| Exercise directions |
List each line holding the string "xlabel".
--- begin Dataset records ---
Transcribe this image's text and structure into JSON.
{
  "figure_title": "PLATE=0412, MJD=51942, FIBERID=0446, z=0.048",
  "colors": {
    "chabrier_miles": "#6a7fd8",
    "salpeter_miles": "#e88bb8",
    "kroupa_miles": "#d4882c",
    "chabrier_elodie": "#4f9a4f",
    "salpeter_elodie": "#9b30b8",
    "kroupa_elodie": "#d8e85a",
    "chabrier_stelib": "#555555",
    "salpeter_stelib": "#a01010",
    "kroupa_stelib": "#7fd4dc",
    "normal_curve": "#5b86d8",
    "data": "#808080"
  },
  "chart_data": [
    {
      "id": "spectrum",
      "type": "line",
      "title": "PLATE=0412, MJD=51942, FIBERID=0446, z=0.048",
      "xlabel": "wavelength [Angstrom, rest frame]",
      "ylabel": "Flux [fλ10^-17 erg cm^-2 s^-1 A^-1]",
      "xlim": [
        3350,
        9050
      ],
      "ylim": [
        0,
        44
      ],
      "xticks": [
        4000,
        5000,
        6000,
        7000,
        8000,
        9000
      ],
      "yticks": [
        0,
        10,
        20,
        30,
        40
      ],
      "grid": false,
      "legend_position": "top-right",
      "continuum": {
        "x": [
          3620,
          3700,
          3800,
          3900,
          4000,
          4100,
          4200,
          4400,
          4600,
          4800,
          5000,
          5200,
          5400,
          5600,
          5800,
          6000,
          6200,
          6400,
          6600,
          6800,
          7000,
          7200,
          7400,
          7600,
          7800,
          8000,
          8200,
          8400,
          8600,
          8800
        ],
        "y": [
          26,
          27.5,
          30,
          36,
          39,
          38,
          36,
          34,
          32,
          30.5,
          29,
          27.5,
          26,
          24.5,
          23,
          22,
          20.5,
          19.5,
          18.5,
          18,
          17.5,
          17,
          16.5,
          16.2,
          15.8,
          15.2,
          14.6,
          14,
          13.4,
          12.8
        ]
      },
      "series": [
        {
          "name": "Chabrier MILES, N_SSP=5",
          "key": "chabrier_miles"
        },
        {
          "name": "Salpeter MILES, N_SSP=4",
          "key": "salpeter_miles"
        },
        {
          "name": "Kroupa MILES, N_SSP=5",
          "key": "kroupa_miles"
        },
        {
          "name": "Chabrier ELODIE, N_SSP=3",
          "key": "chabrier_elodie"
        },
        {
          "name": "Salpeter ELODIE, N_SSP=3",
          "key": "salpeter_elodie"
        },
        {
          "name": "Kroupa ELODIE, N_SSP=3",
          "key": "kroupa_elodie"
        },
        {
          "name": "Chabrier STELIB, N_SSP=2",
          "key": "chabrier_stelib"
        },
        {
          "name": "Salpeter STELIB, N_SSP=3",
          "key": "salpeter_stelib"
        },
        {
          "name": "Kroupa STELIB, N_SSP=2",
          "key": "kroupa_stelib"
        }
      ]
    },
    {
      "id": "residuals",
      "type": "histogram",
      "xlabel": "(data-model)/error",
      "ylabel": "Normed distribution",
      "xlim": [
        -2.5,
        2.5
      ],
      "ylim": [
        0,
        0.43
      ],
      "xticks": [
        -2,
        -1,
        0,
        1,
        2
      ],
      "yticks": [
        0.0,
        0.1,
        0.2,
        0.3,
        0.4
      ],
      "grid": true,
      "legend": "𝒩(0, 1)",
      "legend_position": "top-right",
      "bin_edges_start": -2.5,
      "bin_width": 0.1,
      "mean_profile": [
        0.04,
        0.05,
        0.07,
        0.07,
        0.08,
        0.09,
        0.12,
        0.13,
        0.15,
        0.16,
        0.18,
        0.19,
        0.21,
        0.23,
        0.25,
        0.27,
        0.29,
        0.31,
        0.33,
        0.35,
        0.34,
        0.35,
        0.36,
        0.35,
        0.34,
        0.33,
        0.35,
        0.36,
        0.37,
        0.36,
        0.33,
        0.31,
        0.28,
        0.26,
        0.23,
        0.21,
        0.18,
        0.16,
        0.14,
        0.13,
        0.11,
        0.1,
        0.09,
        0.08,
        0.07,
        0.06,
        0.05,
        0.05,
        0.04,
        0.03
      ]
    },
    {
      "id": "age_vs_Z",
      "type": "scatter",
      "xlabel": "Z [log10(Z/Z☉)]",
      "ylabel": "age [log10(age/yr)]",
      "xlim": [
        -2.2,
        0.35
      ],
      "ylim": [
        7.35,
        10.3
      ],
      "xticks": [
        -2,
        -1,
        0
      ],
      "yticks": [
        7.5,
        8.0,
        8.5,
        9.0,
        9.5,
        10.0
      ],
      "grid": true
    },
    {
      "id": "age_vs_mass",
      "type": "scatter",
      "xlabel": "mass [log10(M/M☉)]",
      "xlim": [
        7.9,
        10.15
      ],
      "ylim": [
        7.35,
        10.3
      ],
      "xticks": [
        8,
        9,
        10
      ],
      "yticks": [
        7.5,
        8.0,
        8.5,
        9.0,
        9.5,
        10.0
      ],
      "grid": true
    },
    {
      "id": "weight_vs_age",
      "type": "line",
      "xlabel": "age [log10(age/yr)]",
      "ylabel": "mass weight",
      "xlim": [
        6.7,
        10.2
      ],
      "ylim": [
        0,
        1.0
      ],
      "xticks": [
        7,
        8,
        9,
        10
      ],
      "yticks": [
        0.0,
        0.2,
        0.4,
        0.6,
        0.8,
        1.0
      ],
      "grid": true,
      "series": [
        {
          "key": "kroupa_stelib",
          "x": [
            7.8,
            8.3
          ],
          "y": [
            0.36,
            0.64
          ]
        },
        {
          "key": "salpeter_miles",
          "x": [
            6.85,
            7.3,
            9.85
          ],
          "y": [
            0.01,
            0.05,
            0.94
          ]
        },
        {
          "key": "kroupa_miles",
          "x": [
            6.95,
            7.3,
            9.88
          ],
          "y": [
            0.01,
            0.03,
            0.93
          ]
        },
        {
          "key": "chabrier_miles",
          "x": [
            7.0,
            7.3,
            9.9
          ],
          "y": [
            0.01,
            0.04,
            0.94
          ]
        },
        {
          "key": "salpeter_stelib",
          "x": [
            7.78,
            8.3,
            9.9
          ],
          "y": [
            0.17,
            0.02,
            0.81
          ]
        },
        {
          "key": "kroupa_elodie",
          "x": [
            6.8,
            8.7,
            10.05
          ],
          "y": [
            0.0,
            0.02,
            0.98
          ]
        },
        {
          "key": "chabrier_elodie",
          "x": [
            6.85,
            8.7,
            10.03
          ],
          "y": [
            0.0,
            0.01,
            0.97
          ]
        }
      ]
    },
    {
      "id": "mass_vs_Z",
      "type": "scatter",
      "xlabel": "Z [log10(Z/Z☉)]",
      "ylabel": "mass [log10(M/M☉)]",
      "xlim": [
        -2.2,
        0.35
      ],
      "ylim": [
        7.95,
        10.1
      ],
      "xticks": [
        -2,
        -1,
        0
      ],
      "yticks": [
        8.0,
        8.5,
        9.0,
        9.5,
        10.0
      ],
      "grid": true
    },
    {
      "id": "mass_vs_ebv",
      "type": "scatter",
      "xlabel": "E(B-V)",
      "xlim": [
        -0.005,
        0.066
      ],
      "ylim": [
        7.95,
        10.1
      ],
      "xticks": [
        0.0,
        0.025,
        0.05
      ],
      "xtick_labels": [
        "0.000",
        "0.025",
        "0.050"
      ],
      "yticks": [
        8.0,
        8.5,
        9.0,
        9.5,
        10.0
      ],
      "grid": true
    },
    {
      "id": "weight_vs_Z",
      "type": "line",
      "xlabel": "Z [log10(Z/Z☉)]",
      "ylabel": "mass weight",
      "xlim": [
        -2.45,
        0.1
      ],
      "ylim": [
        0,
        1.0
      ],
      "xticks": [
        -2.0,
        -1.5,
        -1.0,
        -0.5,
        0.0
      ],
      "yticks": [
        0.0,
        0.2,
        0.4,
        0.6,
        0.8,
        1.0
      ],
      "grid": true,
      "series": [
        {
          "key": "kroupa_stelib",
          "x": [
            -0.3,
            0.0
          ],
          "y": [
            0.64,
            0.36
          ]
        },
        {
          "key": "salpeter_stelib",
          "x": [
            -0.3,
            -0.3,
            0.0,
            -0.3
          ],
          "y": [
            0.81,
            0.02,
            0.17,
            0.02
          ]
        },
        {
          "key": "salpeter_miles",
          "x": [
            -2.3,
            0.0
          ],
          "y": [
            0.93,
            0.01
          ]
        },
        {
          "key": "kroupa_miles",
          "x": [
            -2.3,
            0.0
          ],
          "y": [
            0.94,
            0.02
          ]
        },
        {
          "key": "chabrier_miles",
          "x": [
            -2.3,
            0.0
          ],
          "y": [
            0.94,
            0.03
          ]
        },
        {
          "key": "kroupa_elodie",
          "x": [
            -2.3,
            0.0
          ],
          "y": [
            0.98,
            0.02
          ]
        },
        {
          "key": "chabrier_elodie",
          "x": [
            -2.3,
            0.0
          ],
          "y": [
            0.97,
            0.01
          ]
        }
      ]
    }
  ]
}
--- end Dataset records ---
| Task answer |
      "xlabel": "wavelength [Angstrom, rest frame]",
      "xlabel": "(data-model)/error",
      "xlabel": "Z [log10(Z/Z☉)]",
      "xlabel": "mass [log10(M/M☉)]",
      "xlabel": "age [log10(age/yr)]",
      "xlabel": "Z [log10(Z/Z☉)]",
      "xlabel": "E(B-V)",
      "xlabel": "Z [log10(Z/Z☉)]",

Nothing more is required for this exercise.